**Directive**
Give back the full material, exactly as it reads.

::::

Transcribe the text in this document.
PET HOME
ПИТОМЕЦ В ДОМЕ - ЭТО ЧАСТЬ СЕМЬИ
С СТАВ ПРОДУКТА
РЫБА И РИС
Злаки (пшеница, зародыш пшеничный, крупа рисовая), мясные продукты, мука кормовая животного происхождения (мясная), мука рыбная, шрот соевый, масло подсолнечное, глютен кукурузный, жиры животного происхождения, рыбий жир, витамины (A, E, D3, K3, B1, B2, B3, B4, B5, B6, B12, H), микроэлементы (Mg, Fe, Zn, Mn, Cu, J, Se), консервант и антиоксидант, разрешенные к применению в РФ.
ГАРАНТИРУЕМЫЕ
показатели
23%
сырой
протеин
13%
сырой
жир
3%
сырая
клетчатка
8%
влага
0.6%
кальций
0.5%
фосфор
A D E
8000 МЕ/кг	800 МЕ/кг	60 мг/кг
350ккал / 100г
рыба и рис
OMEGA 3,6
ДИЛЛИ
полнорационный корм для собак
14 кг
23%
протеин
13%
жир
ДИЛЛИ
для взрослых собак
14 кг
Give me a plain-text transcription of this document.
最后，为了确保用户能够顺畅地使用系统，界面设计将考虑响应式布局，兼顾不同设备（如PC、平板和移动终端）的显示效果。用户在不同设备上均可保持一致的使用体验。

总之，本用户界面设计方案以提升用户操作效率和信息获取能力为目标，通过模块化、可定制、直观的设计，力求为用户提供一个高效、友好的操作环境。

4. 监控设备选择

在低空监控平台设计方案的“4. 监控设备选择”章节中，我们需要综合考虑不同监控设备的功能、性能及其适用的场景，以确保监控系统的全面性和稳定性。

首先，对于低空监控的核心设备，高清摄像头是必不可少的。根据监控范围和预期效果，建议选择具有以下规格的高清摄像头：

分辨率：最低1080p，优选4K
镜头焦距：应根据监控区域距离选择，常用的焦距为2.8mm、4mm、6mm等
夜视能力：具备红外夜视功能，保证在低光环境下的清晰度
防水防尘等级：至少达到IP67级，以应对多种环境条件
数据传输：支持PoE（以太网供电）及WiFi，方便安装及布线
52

::::

**Right answer**
Transcribe the text in this document.
PET HOME
ПИТОМЕЦ В ДОМЕ - ЭТО ЧАСТЬ СЕМЬИ
С СТАВ ПРОДУКТА
РЫБА И РИС
Злаки (пшеница, зародыш пшеничный, крупа рисовая), мясные продукты, мука кормовая животного происхождения (мясная), мука рыбная, шрот соевый, масло подсолнечное, глютен кукурузный, жиры животного происхождения, рыбий жир, витамины (A, E, D3, K3, B1, B2, B3, B4, B5, B6, B12, H), микроэлементы (Mg, Fe, Zn, Mn, Cu, J, Se), консервант и антиоксидант, разрешенные к применению в РФ.
ГАРАНТИРУЕМЫЕ
показатели
23%
сырой
протеин
13%
сырой
жир
3%
сырая
клетчатка
8%
влага
0.6%
кальций
0.5%
фосфор
A D E
8000 МЕ/кг	800 МЕ/кг	60 мг/кг
350ккал / 100г
рыба и рис
OMEGA 3,6
ДИЛЛИ
полнорационный корм для собак
14 кг
23%
протеин
13%
жир
ДИЛЛИ
для взрослых собак
14 кг
Give me a plain-text transcription of this document.
最后，为了确保用户能够顺畅地使用系统，界面设计将考虑响应式布局，兼顾不同设备（如PC、平板和移动终端）的显示效果。用户在不同设备上均可保持一致的使用体验。

总之，本用户界面设计方案以提升用户操作效率和信息获取能力为目标，通过模块化、可定制、直观的设计，力求为用户提供一个高效、友好的操作环境。

4. 监控设备选择

在低空监控平台设计方案的“4. 监控设备选择”章节中，我们需要综合考虑不同监控设备的功能、性能及其适用的场景，以确保监控系统的全面性和稳定性。

首先，对于低空监控的核心设备，高清摄像头是必不可少的。根据监控范围和预期效果，建议选择具有以下规格的高清摄像头：

分辨率：最低1080p，优选4K
镜头焦距：应根据监控区域距离选择，常用的焦距为2.8mm、4mm、6mm等
夜视能力：具备红外夜视功能，保证在低光环境下的清晰度
防水防尘等级：至少达到IP67级，以应对多种环境条件
数据传输：支持PoE（以太网供电）及WiFi，方便安装及布线
52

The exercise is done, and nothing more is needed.